What this task involves:
Starting at the line that holds "What data was", set down each line through the end of the listing, exactly as written and with nothing added.

[Rows from a figure dataset]
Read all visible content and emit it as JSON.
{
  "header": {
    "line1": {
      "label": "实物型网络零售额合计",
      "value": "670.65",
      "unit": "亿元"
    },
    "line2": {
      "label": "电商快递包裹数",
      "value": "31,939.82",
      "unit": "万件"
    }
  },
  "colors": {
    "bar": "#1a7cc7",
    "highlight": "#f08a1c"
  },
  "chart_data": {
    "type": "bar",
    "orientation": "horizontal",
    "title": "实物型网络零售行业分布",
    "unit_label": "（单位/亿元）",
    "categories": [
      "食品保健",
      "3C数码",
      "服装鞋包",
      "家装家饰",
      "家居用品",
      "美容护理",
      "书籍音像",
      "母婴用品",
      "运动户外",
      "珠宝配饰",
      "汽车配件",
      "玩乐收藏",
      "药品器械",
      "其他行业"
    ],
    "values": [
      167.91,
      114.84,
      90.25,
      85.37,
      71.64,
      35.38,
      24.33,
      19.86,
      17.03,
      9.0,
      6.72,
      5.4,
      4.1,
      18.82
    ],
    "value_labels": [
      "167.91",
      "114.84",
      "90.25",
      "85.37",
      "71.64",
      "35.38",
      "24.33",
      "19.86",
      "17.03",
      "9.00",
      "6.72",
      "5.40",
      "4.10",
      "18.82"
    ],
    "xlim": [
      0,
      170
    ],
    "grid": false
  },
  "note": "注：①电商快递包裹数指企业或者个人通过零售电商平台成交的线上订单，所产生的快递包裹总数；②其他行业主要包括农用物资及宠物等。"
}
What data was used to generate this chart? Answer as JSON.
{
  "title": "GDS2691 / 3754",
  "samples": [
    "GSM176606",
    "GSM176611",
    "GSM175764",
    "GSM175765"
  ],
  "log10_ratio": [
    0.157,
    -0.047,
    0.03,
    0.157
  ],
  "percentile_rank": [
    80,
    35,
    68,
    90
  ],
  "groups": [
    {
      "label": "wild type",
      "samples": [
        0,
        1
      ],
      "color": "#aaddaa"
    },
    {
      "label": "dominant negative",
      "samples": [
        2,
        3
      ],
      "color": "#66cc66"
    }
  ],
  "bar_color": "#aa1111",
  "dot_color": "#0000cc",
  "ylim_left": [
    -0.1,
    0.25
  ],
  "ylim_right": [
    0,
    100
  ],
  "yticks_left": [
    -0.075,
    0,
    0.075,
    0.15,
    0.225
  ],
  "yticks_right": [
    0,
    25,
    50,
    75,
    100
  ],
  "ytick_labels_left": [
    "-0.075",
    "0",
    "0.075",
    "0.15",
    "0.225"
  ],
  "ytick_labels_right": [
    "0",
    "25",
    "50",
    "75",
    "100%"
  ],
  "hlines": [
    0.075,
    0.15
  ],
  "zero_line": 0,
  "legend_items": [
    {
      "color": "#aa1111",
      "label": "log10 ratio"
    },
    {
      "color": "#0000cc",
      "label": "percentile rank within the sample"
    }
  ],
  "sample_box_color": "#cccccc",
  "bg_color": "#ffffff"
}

Result of this exercise:
What data was used to generate this chart? Answer as JSON.
{
  "title": "GDS2691 / 3754",
  "samples": [
    "GSM176606",
    "GSM176611",
    "GSM175764",
    "GSM175765"
  ],
  "log10_ratio": [
    0.157,
    -0.047,
    0.03,
    0.157
  ],
  "percentile_rank": [
    80,
    35,
    68,
    90
  ],
  "groups": [
    {
      "label": "wild type",
      "samples": [
        0,
        1
      ],
      "color": "#aaddaa"
    },
    {
      "label": "dominant negative",
      "samples": [
        2,
        3
      ],
      "color": "#66cc66"
    }
  ],
  "bar_color": "#aa1111",
  "dot_color": "#0000cc",
  "ylim_left": [
    -0.1,
    0.25
  ],
  "ylim_right": [
    0,
    100
  ],
  "yticks_left": [
    -0.075,
    0,
    0.075,
    0.15,
    0.225
  ],
  "yticks_right": [
    0,
    25,
    50,
    75,
    100
  ],
  "ytick_labels_left": [
    "-0.075",
    "0",
    "0.075",
    "0.15",
    "0.225"
  ],
  "ytick_labels_right": [
    "0",
    "25",
    "50",
    "75",
    "100%"
  ],
  "hlines": [
    0.075,
    0.15
  ],
  "zero_line": 0,
  "legend_items": [
    {
      "color": "#aa1111",
      "label": "log10 ratio"
    },
    {
      "color": "#0000cc",
      "label": "percentile rank within the sample"
    }
  ],
  "sample_box_color": "#cccccc",
  "bg_color": "#ffffff"
}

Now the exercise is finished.